### Passage fourni
____________________

La société que tentent de reconstruire les soldats est typiquement hobbesienne. À l'extérieur de celle-ci, homo homini lupus est (l'homme est un loup pour l'homme). Chacun fait comme il peut pour survivre et Jim n'aura pas hésité à tuer un jeune enfant qui l'attaquait pour ne pas être à son tour contaminé. Dans le château, un contrat social est passé entre les soldats : en l'échange de leur entraide et de la sécurité qu'ils apportent, ils ont la promesse de femmes et d'une reconstruction de la civilisation. Pour les forcer à respecter ce contrat, le major West, supérieur hiérarchique, joue le rôle du Léviathan de Hobbes. Il contraint ses soldats à agir dans l'intérêt de tous plutôt que dans leur intérêt individuel. Le contrat social sera brisé lorsque le groupe formé par Jim, Séléna et Hannah refusera le viol des femmes par les soldats.

Ce contrat social était-il légitime ? Les soldats pouvant satisfaire presque tous leurs besoins physiologiques (manger, boire, dormir...) et assurant leur propre sécurité dans le château, la seule chose qui leur manquait était satisfaire le besoin de se reproduire. Pourquoi ne pas se contenter du reste ? Cela est lié à la nature de l'homme et comme le disait Pascal (Pensées):
"Tout le malheur des hommes vient d'une seule chose, qui est de ne pas savoir demeurer en repos dans une chambre."
L'homme est éternellement insatisfait, il y aura toujours quelque chose qu'il voudra. À quoi bon vivre s'il n'y a aucun désir, aucune chose que l'on voudrait qu'il nous serait possible d'obtenir au prix de beaucoup d'efforts ?     Derrière chacun de nos gestes, n'y a-t-il pas un but, une finalité ? Vu sous cet angle, la promesse de femmes faite par le major West était en effet la seule chose qui pouvait permettre aux soldats de survivre de garder ce qu'il y a d'humain en eux. C'est grâce à cette promesse qu'on a pu les voir prendre des repas, faire des efforts pour la présentation et la cuisine, se divertir, apprécier une robe de soirée, rire, rester humain.

Qu'est-ce qui n'a pas marché alors dans ce contrat social ? L'arrivée de personnes qui n'étaient pas des soldats. Le contrat social du major West tenait bon car tous les soldats étaient égaux et œuvraient ensemble. Lorsque Jim, Séléna et Hannah arrivent, ce sont des personnes qui n'assureront pas la sécurité comme ils le font, qui vont dépendre d'eux et qui pourtant auront les mêmes privilèges de sécurité, d'alimentation et de confort. L'inégalité apparaît dans la société des soldats comme la source de sa destruction. À cause de cette inégalité, les soldats vont tenter d'abuser de leur position de force en voulant violer Séléna et Hannah mais ils en seront empêchés par Jim qui libérera un contaminé retenu pour étude par les soldats. Ledit contaminé va alors provoquer une réaction en chaîne qui détruira la société des soldats.

____________________

### Extrait de données
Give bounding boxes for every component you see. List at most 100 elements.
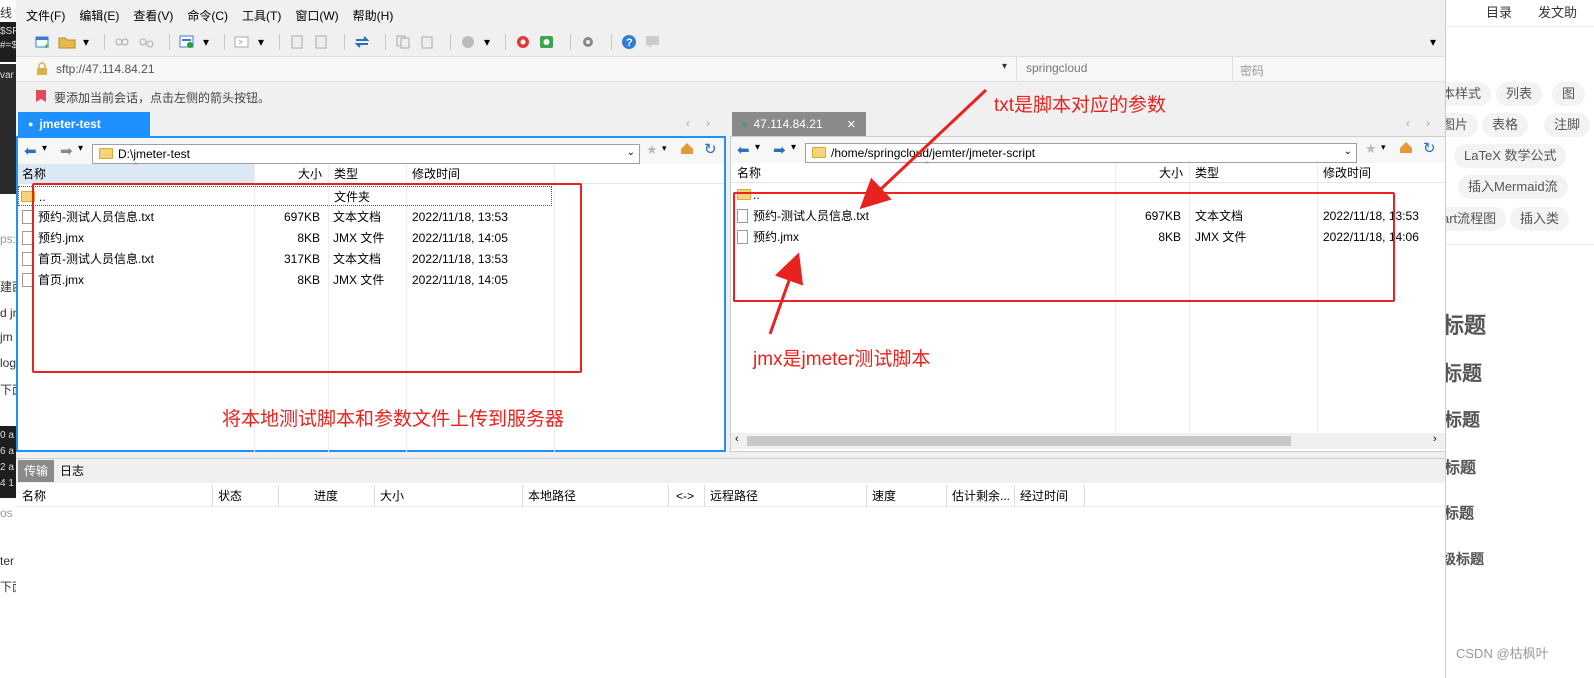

____________________

### Tâche courte
Pouvez-vous citer fidèlement le passage sur le contrat social des soldats, en commençant par « L'homme est éternellement » et en poursuivant jusqu'à « rire, rester humain. » ? Ce matériel n'est pas nécessaire ici.

### Réponse attendue
L'homme est éternellement insatisfait, il y aura toujours quelque chose qu'il voudra. À quoi bon vivre s'il n'y a aucun désir, aucune chose que l'on voudrait qu'il nous serait possible d'obtenir au prix de beaucoup d'efforts ?     Derrière chacun de nos gestes, n'y a-t-il pas un but, une finalité ? Vu sous cet angle, la promesse de femmes faite par le major West était en effet la seule chose qui pouvait permettre aux soldats de survivre de garder ce qu'il y a d'humain en eux. C'est grâce à cette promesse qu'on a pu les voir prendre des repas, faire des efforts pour la présentation et la cuisine, se divertir, apprécier une robe de soirée, rire, rester humain.